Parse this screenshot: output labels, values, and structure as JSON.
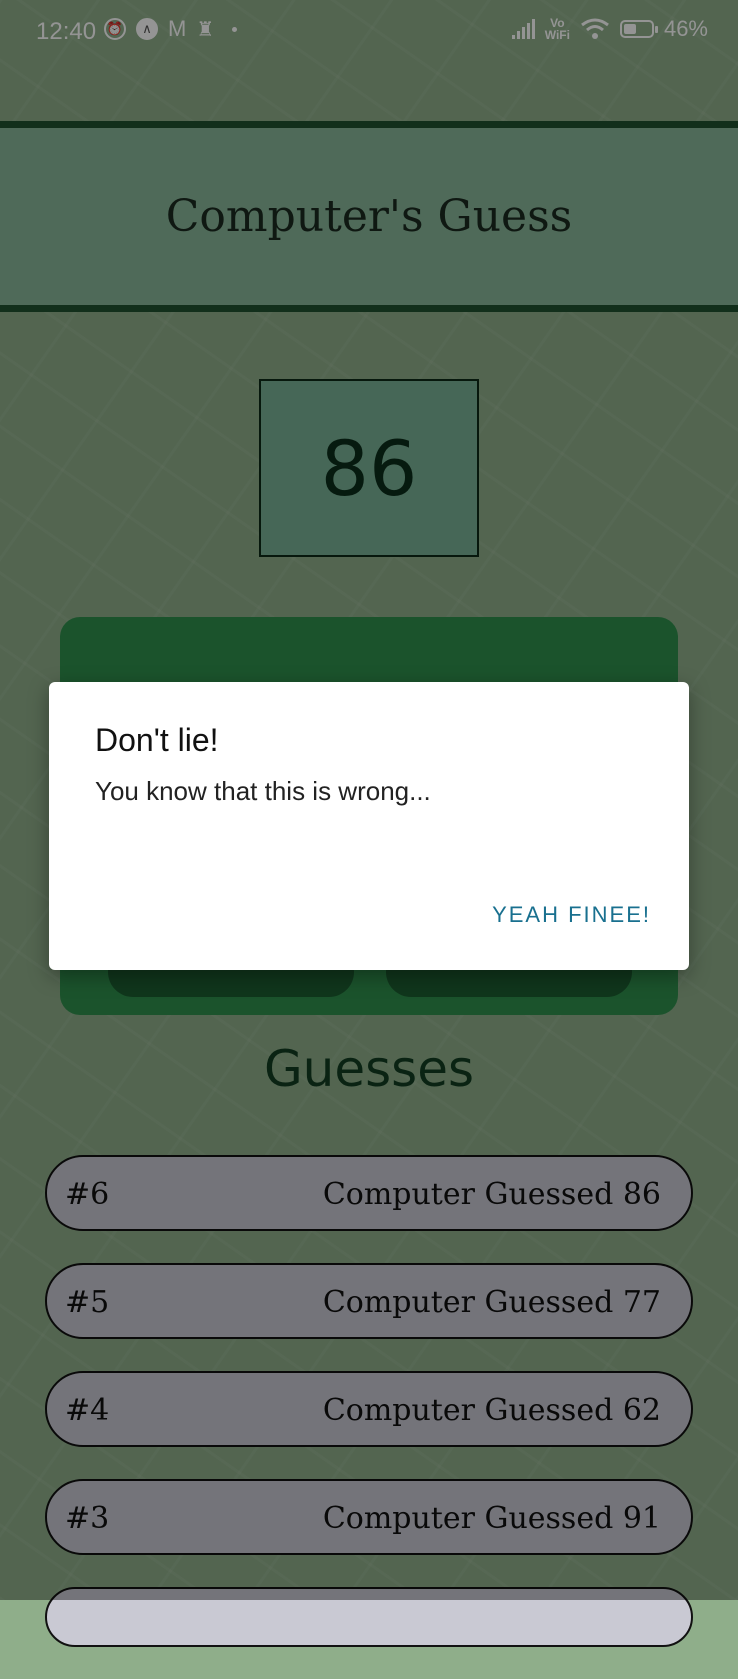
{
  "status_bar": {
    "time": "12:40",
    "vowifi_top": "Vo",
    "vowifi_bottom": "WiFi",
    "battery": "46%",
    "battery_level": 0.46
  },
  "header": {
    "title": "Computer's Guess"
  },
  "current_guess": "86",
  "guesses_title": "Guesses",
  "guesses": [
    {
      "num": "#6",
      "text": "Computer Guessed 86"
    },
    {
      "num": "#5",
      "text": "Computer Guessed 77"
    },
    {
      "num": "#4",
      "text": "Computer Guessed 62"
    },
    {
      "num": "#3",
      "text": "Computer Guessed 91"
    }
  ],
  "dialog": {
    "title": "Don't lie!",
    "message": "You know that this is wrong...",
    "action": "YEAH FINEE!"
  },
  "colors": {
    "accent": "#2f8f4d",
    "header_border": "#1f5130",
    "dialog_action": "#19708f"
  }
}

* _TASK STATEMENT_: In your copy, leave out the pictures and reproduce the material above exactly.

* _SOLUTION FOR THIS PROBLEM_:
Parse this screenshot: output labels, values, and structure as JSON.
{
  "status_bar": {
    "time": "12:40",
    "vowifi_top": "Vo",
    "vowifi_bottom": "WiFi",
    "battery": "46%",
    "battery_level": 0.46
  },
  "header": {
    "title": "Computer's Guess"
  },
  "current_guess": "86",
  "guesses_title": "Guesses",
  "guesses": [
    {
      "num": "#6",
      "text": "Computer Guessed 86"
    },
    {
      "num": "#5",
      "text": "Computer Guessed 77"
    },
    {
      "num": "#4",
      "text": "Computer Guessed 62"
    },
    {
      "num": "#3",
      "text": "Computer Guessed 91"
    }
  ],
  "dialog": {
    "title": "Don't lie!",
    "message": "You know that this is wrong...",
    "action": "YEAH FINEE!"
  },
  "colors": {
    "accent": "#2f8f4d",
    "header_border": "#1f5130",
    "dialog_action": "#19708f"
  }
}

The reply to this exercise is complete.